>> START THE RECORDS

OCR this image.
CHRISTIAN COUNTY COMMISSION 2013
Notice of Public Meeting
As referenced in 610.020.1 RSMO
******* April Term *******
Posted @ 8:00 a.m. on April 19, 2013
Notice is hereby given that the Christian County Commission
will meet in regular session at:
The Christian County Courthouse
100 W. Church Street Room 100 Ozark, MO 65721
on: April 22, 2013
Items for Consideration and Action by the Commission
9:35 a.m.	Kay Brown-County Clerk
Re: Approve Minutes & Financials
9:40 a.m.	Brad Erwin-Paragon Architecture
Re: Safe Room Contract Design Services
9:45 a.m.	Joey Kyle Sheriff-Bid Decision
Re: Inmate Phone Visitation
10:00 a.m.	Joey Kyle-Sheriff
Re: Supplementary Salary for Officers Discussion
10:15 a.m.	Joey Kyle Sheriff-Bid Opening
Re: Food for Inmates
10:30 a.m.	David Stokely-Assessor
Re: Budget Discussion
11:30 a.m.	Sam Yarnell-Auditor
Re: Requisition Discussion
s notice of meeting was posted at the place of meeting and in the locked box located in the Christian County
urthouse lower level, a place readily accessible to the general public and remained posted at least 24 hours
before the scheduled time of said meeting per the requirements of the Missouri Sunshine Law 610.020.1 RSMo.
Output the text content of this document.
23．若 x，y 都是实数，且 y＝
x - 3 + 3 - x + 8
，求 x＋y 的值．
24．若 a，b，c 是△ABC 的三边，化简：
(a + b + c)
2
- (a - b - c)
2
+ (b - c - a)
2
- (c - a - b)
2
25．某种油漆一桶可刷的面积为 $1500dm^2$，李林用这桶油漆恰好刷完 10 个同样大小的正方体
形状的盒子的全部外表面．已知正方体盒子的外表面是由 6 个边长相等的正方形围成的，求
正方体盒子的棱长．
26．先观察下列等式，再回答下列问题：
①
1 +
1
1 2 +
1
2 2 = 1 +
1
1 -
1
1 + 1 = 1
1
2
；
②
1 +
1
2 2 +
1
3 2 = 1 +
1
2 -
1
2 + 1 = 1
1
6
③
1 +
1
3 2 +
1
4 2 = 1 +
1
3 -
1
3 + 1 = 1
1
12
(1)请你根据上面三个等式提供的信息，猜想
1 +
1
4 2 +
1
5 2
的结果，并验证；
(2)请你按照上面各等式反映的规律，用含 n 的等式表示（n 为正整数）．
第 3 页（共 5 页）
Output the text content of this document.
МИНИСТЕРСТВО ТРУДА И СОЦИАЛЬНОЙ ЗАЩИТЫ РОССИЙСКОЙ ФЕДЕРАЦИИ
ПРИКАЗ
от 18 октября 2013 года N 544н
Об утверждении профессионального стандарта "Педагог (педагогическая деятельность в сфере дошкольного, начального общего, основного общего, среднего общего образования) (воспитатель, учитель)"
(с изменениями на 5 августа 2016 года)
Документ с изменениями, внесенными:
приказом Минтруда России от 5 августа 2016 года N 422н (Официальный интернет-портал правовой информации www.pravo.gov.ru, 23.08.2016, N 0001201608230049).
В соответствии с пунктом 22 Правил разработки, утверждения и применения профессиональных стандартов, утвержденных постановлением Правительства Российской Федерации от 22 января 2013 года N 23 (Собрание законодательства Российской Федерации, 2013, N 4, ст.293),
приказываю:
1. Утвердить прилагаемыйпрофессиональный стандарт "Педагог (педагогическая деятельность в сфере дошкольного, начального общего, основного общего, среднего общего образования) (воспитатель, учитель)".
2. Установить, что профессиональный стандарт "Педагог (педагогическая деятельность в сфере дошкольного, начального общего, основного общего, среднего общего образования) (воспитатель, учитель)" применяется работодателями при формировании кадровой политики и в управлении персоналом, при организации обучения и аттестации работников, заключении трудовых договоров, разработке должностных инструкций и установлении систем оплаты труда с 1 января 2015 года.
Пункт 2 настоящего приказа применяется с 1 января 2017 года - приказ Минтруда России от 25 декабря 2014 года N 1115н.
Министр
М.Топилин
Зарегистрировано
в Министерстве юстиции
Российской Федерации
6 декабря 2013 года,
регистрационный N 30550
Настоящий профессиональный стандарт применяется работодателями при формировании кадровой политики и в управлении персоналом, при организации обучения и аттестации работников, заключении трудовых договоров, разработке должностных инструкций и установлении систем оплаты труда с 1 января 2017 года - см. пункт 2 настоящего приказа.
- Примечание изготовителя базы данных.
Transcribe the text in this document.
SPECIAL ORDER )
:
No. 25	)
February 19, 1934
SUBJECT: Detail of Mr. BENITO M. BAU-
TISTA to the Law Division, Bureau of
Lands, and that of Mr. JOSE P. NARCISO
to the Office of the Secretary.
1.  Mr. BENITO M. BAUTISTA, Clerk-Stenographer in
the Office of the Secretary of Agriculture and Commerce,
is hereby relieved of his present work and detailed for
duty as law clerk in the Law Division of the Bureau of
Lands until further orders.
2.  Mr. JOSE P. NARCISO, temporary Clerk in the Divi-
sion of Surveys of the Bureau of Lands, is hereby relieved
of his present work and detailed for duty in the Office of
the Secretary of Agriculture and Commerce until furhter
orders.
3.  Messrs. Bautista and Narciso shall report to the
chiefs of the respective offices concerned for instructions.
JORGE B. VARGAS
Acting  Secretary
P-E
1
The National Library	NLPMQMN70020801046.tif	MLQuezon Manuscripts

>> END THE RECORDS

* **WORK TO DO**
Your task is to repeat the data exactly, with nothing left out.

* **CORRECT RESPONSE**
OCR this image.
CHRISTIAN COUNTY COMMISSION 2013
Notice of Public Meeting
As referenced in 610.020.1 RSMO
******* April Term *******
Posted @ 8:00 a.m. on April 19, 2013
Notice is hereby given that the Christian County Commission
will meet in regular session at:
The Christian County Courthouse
100 W. Church Street Room 100 Ozark, MO 65721
on: April 22, 2013
Items for Consideration and Action by the Commission
9:35 a.m.	Kay Brown-County Clerk
Re: Approve Minutes & Financials
9:40 a.m.	Brad Erwin-Paragon Architecture
Re: Safe Room Contract Design Services
9:45 a.m.	Joey Kyle Sheriff-Bid Decision
Re: Inmate Phone Visitation
10:00 a.m.	Joey Kyle-Sheriff
Re: Supplementary Salary for Officers Discussion
10:15 a.m.	Joey Kyle Sheriff-Bid Opening
Re: Food for Inmates
10:30 a.m.	David Stokely-Assessor
Re: Budget Discussion
11:30 a.m.	Sam Yarnell-Auditor
Re: Requisition Discussion
s notice of meeting was posted at the place of meeting and in the locked box located in the Christian County
urthouse lower level, a place readily accessible to the general public and remained posted at least 24 hours
before the scheduled time of said meeting per the requirements of the Missouri Sunshine Law 610.020.1 RSMo.
Output the text content of this document.
23．若 x，y 都是实数，且 y＝
x - 3 + 3 - x + 8
，求 x＋y 的值．
24．若 a，b，c 是△ABC 的三边，化简：
(a + b + c)
2
- (a - b - c)
2
+ (b - c - a)
2
- (c - a - b)
2
25．某种油漆一桶可刷的面积为 $1500dm^2$，李林用这桶油漆恰好刷完 10 个同样大小的正方体
形状的盒子的全部外表面．已知正方体盒子的外表面是由 6 个边长相等的正方形围成的，求
正方体盒子的棱长．
26．先观察下列等式，再回答下列问题：
①
1 +
1
1 2 +
1
2 2 = 1 +
1
1 -
1
1 + 1 = 1
1
2
；
②
1 +
1
2 2 +
1
3 2 = 1 +
1
2 -
1
2 + 1 = 1
1
6
③
1 +
1
3 2 +
1
4 2 = 1 +
1
3 -
1
3 + 1 = 1
1
12
(1)请你根据上面三个等式提供的信息，猜想
1 +
1
4 2 +
1
5 2
的结果，并验证；
(2)请你按照上面各等式反映的规律，用含 n 的等式表示（n 为正整数）．
第 3 页（共 5 页）
Output the text content of this document.
МИНИСТЕРСТВО ТРУДА И СОЦИАЛЬНОЙ ЗАЩИТЫ РОССИЙСКОЙ ФЕДЕРАЦИИ
ПРИКАЗ
от 18 октября 2013 года N 544н
Об утверждении профессионального стандарта "Педагог (педагогическая деятельность в сфере дошкольного, начального общего, основного общего, среднего общего образования) (воспитатель, учитель)"
(с изменениями на 5 августа 2016 года)
Документ с изменениями, внесенными:
приказом Минтруда России от 5 августа 2016 года N 422н (Официальный интернет-портал правовой информации www.pravo.gov.ru, 23.08.2016, N 0001201608230049).
В соответствии с пунктом 22 Правил разработки, утверждения и применения профессиональных стандартов, утвержденных постановлением Правительства Российской Федерации от 22 января 2013 года N 23 (Собрание законодательства Российской Федерации, 2013, N 4, ст.293),
приказываю:
1. Утвердить прилагаемыйпрофессиональный стандарт "Педагог (педагогическая деятельность в сфере дошкольного, начального общего, основного общего, среднего общего образования) (воспитатель, учитель)".
2. Установить, что профессиональный стандарт "Педагог (педагогическая деятельность в сфере дошкольного, начального общего, основного общего, среднего общего образования) (воспитатель, учитель)" применяется работодателями при формировании кадровой политики и в управлении персоналом, при организации обучения и аттестации работников, заключении трудовых договоров, разработке должностных инструкций и установлении систем оплаты труда с 1 января 2015 года.
Пункт 2 настоящего приказа применяется с 1 января 2017 года - приказ Минтруда России от 25 декабря 2014 года N 1115н.
Министр
М.Топилин
Зарегистрировано
в Министерстве юстиции
Российской Федерации
6 декабря 2013 года,
регистрационный N 30550
Настоящий профессиональный стандарт применяется работодателями при формировании кадровой политики и в управлении персоналом, при организации обучения и аттестации работников, заключении трудовых договоров, разработке должностных инструкций и установлении систем оплаты труда с 1 января 2017 года - см. пункт 2 настоящего приказа.
- Примечание изготовителя базы данных.
Transcribe the text in this document.
SPECIAL ORDER )
:
No. 25	)
February 19, 1934
SUBJECT: Detail of Mr. BENITO M. BAU-
TISTA to the Law Division, Bureau of
Lands, and that of Mr. JOSE P. NARCISO
to the Office of the Secretary.
1.  Mr. BENITO M. BAUTISTA, Clerk-Stenographer in
the Office of the Secretary of Agriculture and Commerce,
is hereby relieved of his present work and detailed for
duty as law clerk in the Law Division of the Bureau of
Lands until further orders.
2.  Mr. JOSE P. NARCISO, temporary Clerk in the Divi-
sion of Surveys of the Bureau of Lands, is hereby relieved
of his present work and detailed for duty in the Office of
the Secretary of Agriculture and Commerce until furhter
orders.
3.  Messrs. Bautista and Narciso shall report to the
chiefs of the respective offices concerned for instructions.
JORGE B. VARGAS
Acting  Secretary
P-E
1
The National Library	NLPMQMN70020801046.tif	MLQuezon Manuscripts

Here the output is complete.